Record extracts:
· · · · ·
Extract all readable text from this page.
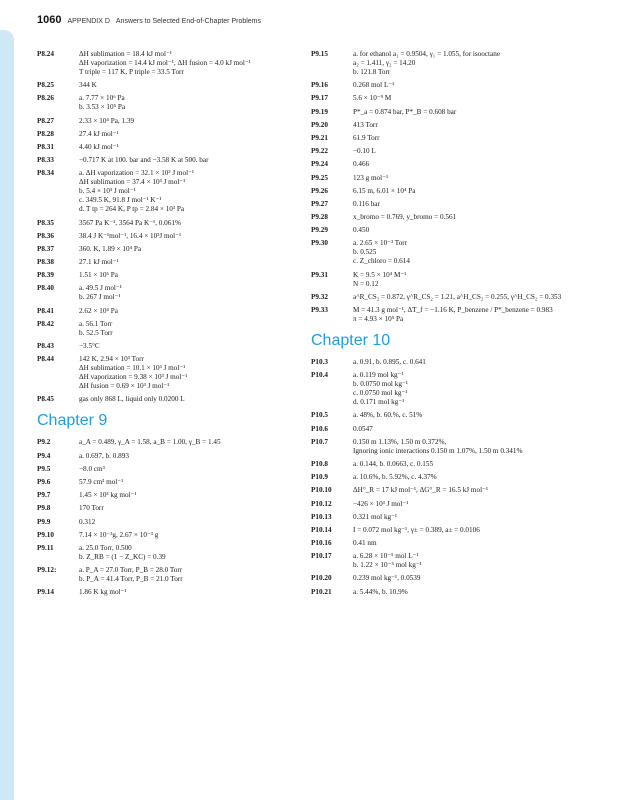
1060 APPENDIX D Answers to Selected End-of-Chapter Problems
P8.24	ΔH sublimation = 18.4 kJ mol⁻¹
ΔH vaporization = 14.4 kJ mol⁻¹, ΔH fusion = 4.0 kJ mol⁻¹
T triple = 117 K, P triple = 33.5 Torr
P8.25	344 K
P8.26	a. 7.77 × 10⁶ Pa
b. 3.53 × 10⁵ Pa
P8.27	2.33 × 10⁴ Pa, 1.39
P8.28	27.4 kJ mol⁻¹
P8.31	4.40 kJ mol⁻¹
P8.33	−0.717 K at 100. bar and −3.58 K at 500. bar
P8.34	a. ΔH vaporization = 32.1 × 10³ J mol⁻¹
ΔH sublimation = 37.4 × 10³ J mol⁻¹
b. 5.4 × 10³ J mol⁻¹
c. 349.5 K, 91.8 J mol⁻¹ K⁻¹
d. T tp = 264 K, P tp = 2.84 × 10³ Pa
P8.35	3567 Pa K⁻¹, 3564 Pa K⁻¹, 0.061%
P8.36	38.4 J K⁻¹mol⁻¹, 16.4 × 10³J mol⁻¹
P8.37	360. K, 1.89 × 10⁴ Pa
P8.38	27.1 kJ mol⁻¹
P8.39	1.51 × 10⁵ Pa
P8.40	a. 49.5 J mol⁻¹
b. 267 J mol⁻¹
P8.41	2.62 × 10⁴ Pa
P8.42	a. 56.1 Torr
b. 52.5 Torr
P8.43	−3.5°C
P8.44	142 K, 2.94 × 10³ Torr
ΔH sublimation = 10.1 × 10³ J mol⁻¹
ΔH vaporization = 9.38 × 10³ J mol⁻¹
ΔH fusion = 0.69 × 10³ J mol⁻¹
P8.45	gas only 868 L, liquid only 0.0200 L
Chapter 9
P9.2	a_A = 0.489, γ_A = 1.58, a_B = 1.00, γ_B = 1.45
P9.4	a. 0.697, b. 0.893
P9.5	−8.0 cm³
P9.6	57.9 cm³ mol⁻¹
P9.7	1.45 × 10³ kg mol⁻¹
P9.8	170 Torr
P9.9	0.312
P9.10	7.14 × 10⁻³g, 2.67 × 10⁻³ g
P9.11	a. 25.0 Torr, 0.500
b. Z_RB = (1 − Z_KC) = 0.39
P9.12:	a. P_A = 27.0 Torr, P_B = 28.0 Torr
b. P_A = 41.4 Torr, P_B = 21.0 Torr
P9.14	1.86 K kg mol⁻¹
P9.15	a. for ethanol a₁ = 0.9504, γ₁ = 1.055, for isooctane
a₂ = 1.411, γ₂ = 14.20
b. 121.8 Torr
P9.16	0.268 mol L⁻¹
P9.17	5.6 × 10⁻⁹ M
P9.19	P*_a = 0.874 bar, P*_B = 0.608 bar
P9.20	413 Torr
P9.21	61.9 Torr
P9.22	−0.10 L
P9.24	0.466
P9.25	123 g mol⁻¹
P9.26	6.15 m, 6.01 × 10⁴ Pa
P9.27	0.116 bar
P9.28	x_bromo = 0.769, y_bromo = 0.561
P9.29	0.450
P9.30	a. 2.65 × 10⁻³ Torr
b. 0.525
c. Z_chloro = 0.614
P9.31	K = 9.5 × 10⁴ M⁻¹
N = 0.12
P9.32	a^R_CS₂ = 0.872, γ^R_CS₂ = 1.21, a^H_CS₂ = 0.255, γ^H_CS₂ = 0.353
P9.33	M = 41.3 g mol⁻¹, ΔT_f = −1.16 K, P_benzene / P*_benzene = 0.983
π = 4.93 × 10⁵ Pa
Chapter 10
P10.3	a. 0.91, b. 0.895, c. 0.641
P10.4	a. 0.119 mol kg⁻¹
b. 0.0750 mol kg⁻¹
c. 0.0750 mol kg⁻¹
d. 0.171 mol kg⁻¹
P10.5	a. 48%, b. 60.%, c. 51%
P10.6	0.0547
P10.7	0.150 m 1.13%, 1.50 m 0.372%,
Ignoring ionic interactions 0.150 m 1.07%, 1.50 m 0.341%
P10.8	a. 0.144, b. 0.0663, c. 0.155
P10.9	a. 10.6%, b. 5.92%, c. 4.37%
P10.10	ΔH°_R = 17 kJ mol⁻¹, ΔG°_R = 16.5 kJ mol⁻¹
P10.12	−426 × 10³ J mol⁻¹
P10.13	0.321 mol kg⁻¹
P10.14	I = 0.072 mol kg⁻¹, γ± = 0.389, a± = 0.0106
P10.16	0.41 nm
P10.17	a. 6.28 × 10⁻⁵ mol L⁻¹
b. 1.22 × 10⁻⁵ mol kg⁻¹
P10.20	0.239 mol kg⁻¹, 0.0539
P10.21	a. 5.44%, b. 10.9%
· · · · ·
Requirement: Only lines with the word "sublimation" should be collected from the material.

Expected answer:
P8.24	ΔH sublimation = 18.4 kJ mol⁻¹
ΔH sublimation = 37.4 × 10³ J mol⁻¹
ΔH sublimation = 10.1 × 10³ J mol⁻¹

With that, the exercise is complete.